• Source extract:
## start
News stories sometimes are too good to be true or too horrible to believe. There was a story published by a Russian tabloid that tells of a man being attacked by a brown bear in the Tuva region near the border with Mongolia. The bear reportedly dragged the man back to its den where it stored him to be eaten later. The story tells how the man survived for a full month before hunting dogs led hunters to the cave’s entrance. The men said they thought they had found a human mummy but then realized the man was alive.

Is that story true or false? Is it believable? Do you want to believe it but can’t, or do you not want to believe it but feel it probably is true?

It was a hoax. The same photos that the hunters supposedly took were used prior to that story’s release in another story that turned out to be a hoax as well. So if you didn’t believe it, you were correct.

When a story is believable and works for readers, that fact goes largely unheralded. And really, that is how it should be.

Believability is the concern of every writer of fiction and the expectation of every reader. When a story is believable and works for readers, that fact goes largely unheralded. And really, that is how it should be. When a story is believable, the sense of authenticity is unquestioned.
## end
• What is expected: Please extract, word for word, everything from "It was a hoax." down to "authenticity is unquestioned." in the passage on story believability above.

(Layout region records)
## start
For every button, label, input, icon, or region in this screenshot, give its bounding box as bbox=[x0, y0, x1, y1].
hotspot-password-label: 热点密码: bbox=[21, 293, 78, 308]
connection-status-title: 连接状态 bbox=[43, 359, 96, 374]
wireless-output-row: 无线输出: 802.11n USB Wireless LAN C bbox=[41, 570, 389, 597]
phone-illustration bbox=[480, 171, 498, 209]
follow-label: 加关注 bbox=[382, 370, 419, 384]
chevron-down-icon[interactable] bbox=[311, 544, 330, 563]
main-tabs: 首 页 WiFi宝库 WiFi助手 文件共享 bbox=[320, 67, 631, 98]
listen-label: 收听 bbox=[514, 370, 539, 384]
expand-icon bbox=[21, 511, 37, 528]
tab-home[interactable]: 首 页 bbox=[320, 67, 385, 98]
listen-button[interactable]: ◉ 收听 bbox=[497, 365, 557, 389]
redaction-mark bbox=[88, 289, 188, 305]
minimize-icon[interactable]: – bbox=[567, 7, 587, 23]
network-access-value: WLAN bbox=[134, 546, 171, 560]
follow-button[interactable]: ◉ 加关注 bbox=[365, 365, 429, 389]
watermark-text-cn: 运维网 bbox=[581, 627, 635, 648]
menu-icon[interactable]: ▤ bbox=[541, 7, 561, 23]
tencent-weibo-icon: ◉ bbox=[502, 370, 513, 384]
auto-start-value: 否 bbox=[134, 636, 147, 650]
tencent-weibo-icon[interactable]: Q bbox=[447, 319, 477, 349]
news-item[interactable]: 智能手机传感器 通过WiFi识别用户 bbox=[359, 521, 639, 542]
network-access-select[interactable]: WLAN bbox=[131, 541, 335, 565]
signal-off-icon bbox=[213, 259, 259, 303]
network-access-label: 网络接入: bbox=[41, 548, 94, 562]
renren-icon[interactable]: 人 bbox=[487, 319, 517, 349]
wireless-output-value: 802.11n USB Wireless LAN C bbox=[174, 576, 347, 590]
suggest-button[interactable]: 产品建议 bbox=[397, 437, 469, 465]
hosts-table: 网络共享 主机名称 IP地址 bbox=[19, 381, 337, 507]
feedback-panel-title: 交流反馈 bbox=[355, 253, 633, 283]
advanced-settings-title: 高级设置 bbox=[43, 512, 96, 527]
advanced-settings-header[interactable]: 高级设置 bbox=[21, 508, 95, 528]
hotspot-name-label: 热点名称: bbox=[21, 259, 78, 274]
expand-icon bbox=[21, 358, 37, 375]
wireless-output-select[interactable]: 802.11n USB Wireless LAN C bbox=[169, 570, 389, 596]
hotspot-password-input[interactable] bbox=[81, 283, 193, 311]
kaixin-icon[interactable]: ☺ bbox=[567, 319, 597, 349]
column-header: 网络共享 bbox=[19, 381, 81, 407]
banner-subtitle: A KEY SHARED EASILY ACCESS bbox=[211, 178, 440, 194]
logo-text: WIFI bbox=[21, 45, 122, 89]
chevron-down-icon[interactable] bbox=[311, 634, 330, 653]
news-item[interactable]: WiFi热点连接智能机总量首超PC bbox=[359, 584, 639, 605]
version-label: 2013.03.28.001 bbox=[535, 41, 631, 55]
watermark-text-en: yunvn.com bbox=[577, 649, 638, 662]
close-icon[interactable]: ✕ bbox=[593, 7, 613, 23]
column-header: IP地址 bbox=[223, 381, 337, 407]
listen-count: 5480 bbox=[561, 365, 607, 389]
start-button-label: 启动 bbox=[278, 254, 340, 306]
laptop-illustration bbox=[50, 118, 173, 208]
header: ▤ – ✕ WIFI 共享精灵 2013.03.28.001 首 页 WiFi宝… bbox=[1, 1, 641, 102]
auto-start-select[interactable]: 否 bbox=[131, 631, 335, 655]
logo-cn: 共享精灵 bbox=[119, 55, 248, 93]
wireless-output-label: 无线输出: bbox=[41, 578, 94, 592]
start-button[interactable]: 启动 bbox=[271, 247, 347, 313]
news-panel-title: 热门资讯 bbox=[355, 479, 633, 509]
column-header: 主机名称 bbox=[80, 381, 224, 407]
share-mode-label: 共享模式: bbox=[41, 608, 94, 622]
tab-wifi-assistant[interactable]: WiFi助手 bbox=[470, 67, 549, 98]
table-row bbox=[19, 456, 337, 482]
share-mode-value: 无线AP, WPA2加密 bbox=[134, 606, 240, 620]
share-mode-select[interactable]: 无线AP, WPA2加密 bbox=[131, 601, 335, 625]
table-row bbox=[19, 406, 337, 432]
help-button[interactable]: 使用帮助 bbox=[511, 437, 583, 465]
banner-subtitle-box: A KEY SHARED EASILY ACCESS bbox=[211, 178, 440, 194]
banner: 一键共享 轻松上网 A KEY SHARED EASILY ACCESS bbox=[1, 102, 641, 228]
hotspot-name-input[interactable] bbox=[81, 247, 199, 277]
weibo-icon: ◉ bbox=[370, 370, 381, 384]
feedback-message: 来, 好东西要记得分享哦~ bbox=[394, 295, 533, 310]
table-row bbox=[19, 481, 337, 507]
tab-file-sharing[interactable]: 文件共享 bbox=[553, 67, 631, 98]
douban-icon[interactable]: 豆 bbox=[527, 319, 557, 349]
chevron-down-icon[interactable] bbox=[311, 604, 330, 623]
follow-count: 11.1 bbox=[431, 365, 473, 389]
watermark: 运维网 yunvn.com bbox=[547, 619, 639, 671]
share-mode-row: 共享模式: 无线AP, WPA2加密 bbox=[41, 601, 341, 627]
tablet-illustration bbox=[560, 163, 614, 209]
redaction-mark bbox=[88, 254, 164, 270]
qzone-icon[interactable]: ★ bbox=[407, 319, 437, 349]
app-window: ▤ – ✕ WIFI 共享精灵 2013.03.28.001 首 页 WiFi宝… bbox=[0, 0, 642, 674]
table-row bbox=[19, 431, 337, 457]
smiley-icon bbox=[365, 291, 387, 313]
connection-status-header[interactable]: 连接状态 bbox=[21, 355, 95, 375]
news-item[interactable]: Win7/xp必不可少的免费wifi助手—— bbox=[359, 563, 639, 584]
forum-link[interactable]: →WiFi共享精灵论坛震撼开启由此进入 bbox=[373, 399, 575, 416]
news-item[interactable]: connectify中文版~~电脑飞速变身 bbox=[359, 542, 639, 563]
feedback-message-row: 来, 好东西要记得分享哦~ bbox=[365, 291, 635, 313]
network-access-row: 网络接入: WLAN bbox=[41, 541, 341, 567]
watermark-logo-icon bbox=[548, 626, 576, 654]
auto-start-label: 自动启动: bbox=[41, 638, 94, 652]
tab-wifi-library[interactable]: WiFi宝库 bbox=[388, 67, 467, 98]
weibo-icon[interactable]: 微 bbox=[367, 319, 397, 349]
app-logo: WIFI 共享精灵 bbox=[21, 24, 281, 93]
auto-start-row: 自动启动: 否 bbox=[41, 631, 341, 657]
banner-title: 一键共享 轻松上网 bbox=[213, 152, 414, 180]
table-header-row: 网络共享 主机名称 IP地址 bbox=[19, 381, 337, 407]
## end
• Task answer:
It was a hoax. The same photos that the hunters supposedly took were used prior to that story’s release in another story that turned out to be a hoax as well. So if you didn’t believe it, you were correct.

When a story is believable and works for readers, that fact goes largely unheralded. And really, that is how it should be.

Believability is the concern of every writer of fiction and the expectation of every reader. When a story is believable and works for readers, that fact goes largely unheralded. And really, that is how it should be. When a story is believable, the sense of authenticity is unquestioned.